— TASK GOAL —
Write out the entries below once more, exactly.

— EXERCISE MATERIAL —
────
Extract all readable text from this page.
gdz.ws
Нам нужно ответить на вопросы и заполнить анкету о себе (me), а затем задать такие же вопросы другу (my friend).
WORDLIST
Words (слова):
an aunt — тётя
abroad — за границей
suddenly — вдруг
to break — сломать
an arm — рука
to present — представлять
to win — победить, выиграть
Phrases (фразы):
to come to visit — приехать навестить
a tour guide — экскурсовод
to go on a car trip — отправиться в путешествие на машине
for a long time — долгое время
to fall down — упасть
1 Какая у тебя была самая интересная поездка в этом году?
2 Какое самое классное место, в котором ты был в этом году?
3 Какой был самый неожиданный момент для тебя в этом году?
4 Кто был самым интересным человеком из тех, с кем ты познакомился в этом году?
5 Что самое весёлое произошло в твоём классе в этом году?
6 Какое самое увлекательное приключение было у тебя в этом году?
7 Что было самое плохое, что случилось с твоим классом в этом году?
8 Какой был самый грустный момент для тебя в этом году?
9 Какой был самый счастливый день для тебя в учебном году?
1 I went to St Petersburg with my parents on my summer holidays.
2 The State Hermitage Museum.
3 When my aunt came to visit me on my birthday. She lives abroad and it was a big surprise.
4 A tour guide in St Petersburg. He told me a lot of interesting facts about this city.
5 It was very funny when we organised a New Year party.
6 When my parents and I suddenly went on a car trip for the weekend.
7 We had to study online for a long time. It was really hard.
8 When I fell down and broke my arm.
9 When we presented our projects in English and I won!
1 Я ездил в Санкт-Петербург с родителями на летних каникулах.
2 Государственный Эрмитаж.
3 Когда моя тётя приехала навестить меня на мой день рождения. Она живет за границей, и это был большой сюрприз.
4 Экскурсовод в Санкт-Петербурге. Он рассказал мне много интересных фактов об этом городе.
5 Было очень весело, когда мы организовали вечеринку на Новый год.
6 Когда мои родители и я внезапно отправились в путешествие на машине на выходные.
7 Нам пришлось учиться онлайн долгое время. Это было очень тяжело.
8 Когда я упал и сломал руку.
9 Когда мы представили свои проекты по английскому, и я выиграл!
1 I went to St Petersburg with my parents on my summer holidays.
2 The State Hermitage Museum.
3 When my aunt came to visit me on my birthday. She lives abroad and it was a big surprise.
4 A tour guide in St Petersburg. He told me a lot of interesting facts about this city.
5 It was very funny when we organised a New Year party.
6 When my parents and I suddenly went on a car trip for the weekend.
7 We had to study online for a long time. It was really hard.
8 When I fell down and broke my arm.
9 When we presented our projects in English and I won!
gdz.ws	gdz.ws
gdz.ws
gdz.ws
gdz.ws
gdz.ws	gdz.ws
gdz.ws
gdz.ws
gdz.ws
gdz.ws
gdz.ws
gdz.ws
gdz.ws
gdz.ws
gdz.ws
────
— RESULT OF THE EXERCISE —
Extract all readable text from this page.
gdz.ws
Нам нужно ответить на вопросы и заполнить анкету о себе (me), а затем задать такие же вопросы другу (my friend).
WORDLIST
Words (слова):
an aunt — тётя
abroad — за границей
suddenly — вдруг
to break — сломать
an arm — рука
to present — представлять
to win — победить, выиграть
Phrases (фразы):
to come to visit — приехать навестить
a tour guide — экскурсовод
to go on a car trip — отправиться в путешествие на машине
for a long time — долгое время
to fall down — упасть
1 Какая у тебя была самая интересная поездка в этом году?
2 Какое самое классное место, в котором ты был в этом году?
3 Какой был самый неожиданный момент для тебя в этом году?
4 Кто был самым интересным человеком из тех, с кем ты познакомился в этом году?
5 Что самое весёлое произошло в твоём классе в этом году?
6 Какое самое увлекательное приключение было у тебя в этом году?
7 Что было самое плохое, что случилось с твоим классом в этом году?
8 Какой был самый грустный момент для тебя в этом году?
9 Какой был самый счастливый день для тебя в учебном году?
1 I went to St Petersburg with my parents on my summer holidays.
2 The State Hermitage Museum.
3 When my aunt came to visit me on my birthday. She lives abroad and it was a big surprise.
4 A tour guide in St Petersburg. He told me a lot of interesting facts about this city.
5 It was very funny when we organised a New Year party.
6 When my parents and I suddenly went on a car trip for the weekend.
7 We had to study online for a long time. It was really hard.
8 When I fell down and broke my arm.
9 When we presented our projects in English and I won!
1 Я ездил в Санкт-Петербург с родителями на летних каникулах.
2 Государственный Эрмитаж.
3 Когда моя тётя приехала навестить меня на мой день рождения. Она живет за границей, и это был большой сюрприз.
4 Экскурсовод в Санкт-Петербурге. Он рассказал мне много интересных фактов об этом городе.
5 Было очень весело, когда мы организовали вечеринку на Новый год.
6 Когда мои родители и я внезапно отправились в путешествие на машине на выходные.
7 Нам пришлось учиться онлайн долгое время. Это было очень тяжело.
8 Когда я упал и сломал руку.
9 Когда мы представили свои проекты по английскому, и я выиграл!
1 I went to St Petersburg with my parents on my summer holidays.
2 The State Hermitage Museum.
3 When my aunt came to visit me on my birthday. She lives abroad and it was a big surprise.
4 A tour guide in St Petersburg. He told me a lot of interesting facts about this city.
5 It was very funny when we organised a New Year party.
6 When my parents and I suddenly went on a car trip for the weekend.
7 We had to study online for a long time. It was really hard.
8 When I fell down and broke my arm.
9 When we presented our projects in English and I won!
gdz.ws	gdz.ws
gdz.ws
gdz.ws
gdz.ws
gdz.ws	gdz.ws
gdz.ws
gdz.ws
gdz.ws
gdz.ws
gdz.ws
gdz.ws
gdz.ws
gdz.ws
gdz.ws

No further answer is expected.